[Rows from a dataset]
################

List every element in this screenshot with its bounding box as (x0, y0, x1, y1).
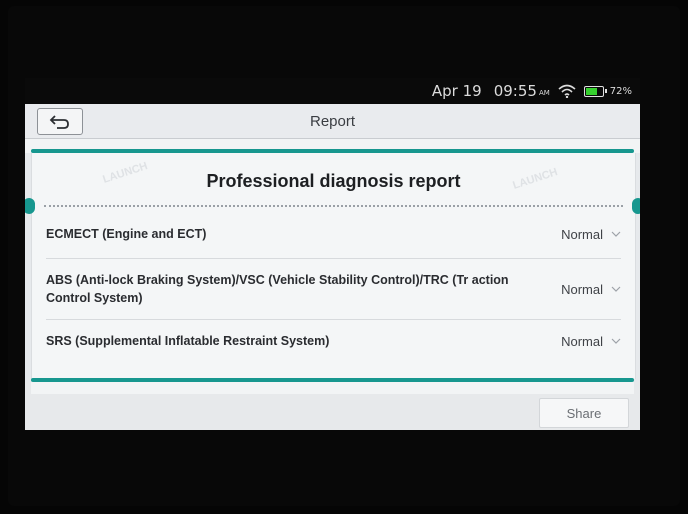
report-row[interactable]: ECMECT (Engine and ECT) Normal (46, 210, 621, 259)
battery-percent: 72% (609, 85, 632, 97)
status-bar: Apr 19 09:55 AM 72% (25, 78, 640, 104)
share-button[interactable]: Share (539, 398, 629, 428)
card-top-strip (25, 139, 640, 153)
report-card: LAUNCH LAUNCH Professional diagnosis rep… (25, 153, 640, 379)
footer-bar: Share (25, 382, 640, 430)
back-button[interactable] (37, 108, 83, 135)
card-notch-left (25, 198, 35, 214)
dotted-divider (44, 205, 623, 207)
battery-fill (585, 87, 597, 95)
status-time: 09:55 (493, 82, 537, 100)
system-name: SRS (Supplemental Inflatable Restraint S… (46, 334, 330, 348)
system-name: ABS (Anti-lock Braking System)/VSC (Vehi… (46, 273, 509, 305)
wifi-icon (558, 84, 576, 98)
system-status: Normal (561, 333, 603, 349)
status-ampm: AM (538, 89, 550, 97)
chevron-down-icon (611, 338, 621, 344)
chevron-down-icon (611, 231, 621, 237)
title-bar: Report (25, 104, 640, 139)
report-row[interactable]: ABS (Anti-lock Braking System)/VSC (Vehi… (46, 259, 621, 320)
footer-strip (31, 382, 634, 394)
report-row[interactable]: SRS (Supplemental Inflatable Restraint S… (46, 320, 621, 362)
device-screen: Apr 19 09:55 AM 72% Report LAUNCH LAUNCH… (25, 78, 640, 430)
system-status: Normal (561, 226, 603, 242)
battery-icon (583, 85, 607, 97)
status-date: Apr 19 (431, 82, 482, 100)
system-status: Normal (561, 281, 603, 297)
card-notch-right (632, 198, 640, 214)
page-title: Report (309, 112, 356, 130)
chevron-down-icon (611, 286, 621, 292)
back-arrow-icon (49, 114, 69, 129)
system-name: ECMECT (Engine and ECT) (46, 227, 207, 241)
report-title: Professional diagnosis report (206, 171, 461, 191)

################

**WRITTEN INSTRUCTION:** Put the rows above into a numbered list, skipping any blank lines. Leave the pictures out of your answer.

**PROBLEM SOLUTION:**
1. List every element in this screenshot with its bounding box as (x0, y0, x1, y1).
2. report-row[interactable]: ECMECT (Engine and ECT) Normal (46, 210, 621, 259)
3. battery-percent: 72% (609, 85, 632, 97)
4. status-bar: Apr 19 09:55 AM 72% (25, 78, 640, 104)
5. share-button[interactable]: Share (539, 398, 629, 428)
6. card-top-strip (25, 139, 640, 153)
7. report-card: LAUNCH LAUNCH Professional diagnosis rep… (25, 153, 640, 379)
8. footer-bar: Share (25, 382, 640, 430)
9. back-button[interactable] (37, 108, 83, 135)
10. card-notch-left (25, 198, 35, 214)
11. dotted-divider (44, 205, 623, 207)
12. battery-fill (585, 87, 597, 95)
13. status-time: 09:55 (493, 82, 537, 100)
14. system-name: SRS (Supplemental Inflatable Restraint S… (46, 334, 330, 348)
15. system-name: ABS (Anti-lock Braking System)/VSC (Vehi… (46, 273, 509, 305)
16. wifi-icon (558, 84, 576, 98)
17. system-status: Normal (561, 333, 603, 349)
18. status-ampm: AM (538, 89, 550, 97)
19. chevron-down-icon (611, 338, 621, 344)
20. chevron-down-icon (611, 231, 621, 237)
21. title-bar: Report (25, 104, 640, 139)
22. report-row[interactable]: ABS (Anti-lock Braking System)/VSC (Vehi… (46, 259, 621, 320)
23. footer-strip (31, 382, 634, 394)
24. report-row[interactable]: SRS (Supplemental Inflatable Restraint S… (46, 320, 621, 362)
25. device-screen: Apr 19 09:55 AM 72% Report LAUNCH LAUNCH… (25, 78, 640, 430)
26. system-status: Normal (561, 226, 603, 242)
27. battery-icon (583, 85, 607, 97)
28. status-date: Apr 19 (431, 82, 482, 100)
29. system-status: Normal (561, 281, 603, 297)
30. card-notch-right (632, 198, 640, 214)
31. page-title: Report (309, 112, 356, 130)
32. chevron-down-icon (611, 286, 621, 292)
33. back-arrow-icon (49, 114, 69, 129)
34. system-name: ECMECT (Engine and ECT) (46, 227, 207, 241)
35. report-title: Professional diagnosis report (206, 171, 461, 191)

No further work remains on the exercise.